>> Begin

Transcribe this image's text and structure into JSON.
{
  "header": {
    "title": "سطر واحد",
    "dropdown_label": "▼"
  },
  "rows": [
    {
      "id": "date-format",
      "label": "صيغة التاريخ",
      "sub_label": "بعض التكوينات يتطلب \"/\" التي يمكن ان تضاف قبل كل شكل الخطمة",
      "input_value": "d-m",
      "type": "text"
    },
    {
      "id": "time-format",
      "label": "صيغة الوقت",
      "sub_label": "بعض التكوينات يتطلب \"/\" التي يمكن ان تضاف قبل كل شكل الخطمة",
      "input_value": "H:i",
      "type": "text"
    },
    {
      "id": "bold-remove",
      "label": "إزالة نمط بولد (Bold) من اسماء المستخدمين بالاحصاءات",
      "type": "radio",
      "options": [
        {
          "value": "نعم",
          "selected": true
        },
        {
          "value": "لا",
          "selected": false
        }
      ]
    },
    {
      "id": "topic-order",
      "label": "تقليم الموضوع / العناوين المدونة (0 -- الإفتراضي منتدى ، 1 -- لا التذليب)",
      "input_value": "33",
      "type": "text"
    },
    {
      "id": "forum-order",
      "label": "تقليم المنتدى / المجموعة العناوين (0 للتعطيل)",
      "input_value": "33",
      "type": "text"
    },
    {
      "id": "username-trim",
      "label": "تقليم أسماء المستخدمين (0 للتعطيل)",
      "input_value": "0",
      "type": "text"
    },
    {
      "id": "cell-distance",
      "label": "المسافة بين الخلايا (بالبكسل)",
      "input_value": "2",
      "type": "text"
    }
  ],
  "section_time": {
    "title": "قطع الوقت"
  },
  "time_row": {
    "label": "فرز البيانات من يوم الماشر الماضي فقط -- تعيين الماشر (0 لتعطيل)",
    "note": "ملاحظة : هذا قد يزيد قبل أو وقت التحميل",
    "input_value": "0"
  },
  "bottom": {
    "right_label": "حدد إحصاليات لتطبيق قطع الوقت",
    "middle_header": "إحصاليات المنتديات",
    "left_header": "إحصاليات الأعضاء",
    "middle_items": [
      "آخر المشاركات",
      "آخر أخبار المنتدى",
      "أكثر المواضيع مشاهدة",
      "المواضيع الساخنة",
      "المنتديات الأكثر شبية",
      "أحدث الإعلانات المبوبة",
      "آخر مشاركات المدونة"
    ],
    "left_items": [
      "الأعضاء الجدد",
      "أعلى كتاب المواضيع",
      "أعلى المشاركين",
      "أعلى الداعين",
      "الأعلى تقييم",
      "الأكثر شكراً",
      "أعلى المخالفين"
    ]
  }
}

>> End

Exercise: For this exercise, gather every line of the data that contains the word "المدونة".

Exercise answer:
      "label": "تقليم الموضوع / العناوين المدونة (0 -- الإفتراضي منتدى ، 1 -- لا التذليب)",
      "آخر مشاركات المدونة"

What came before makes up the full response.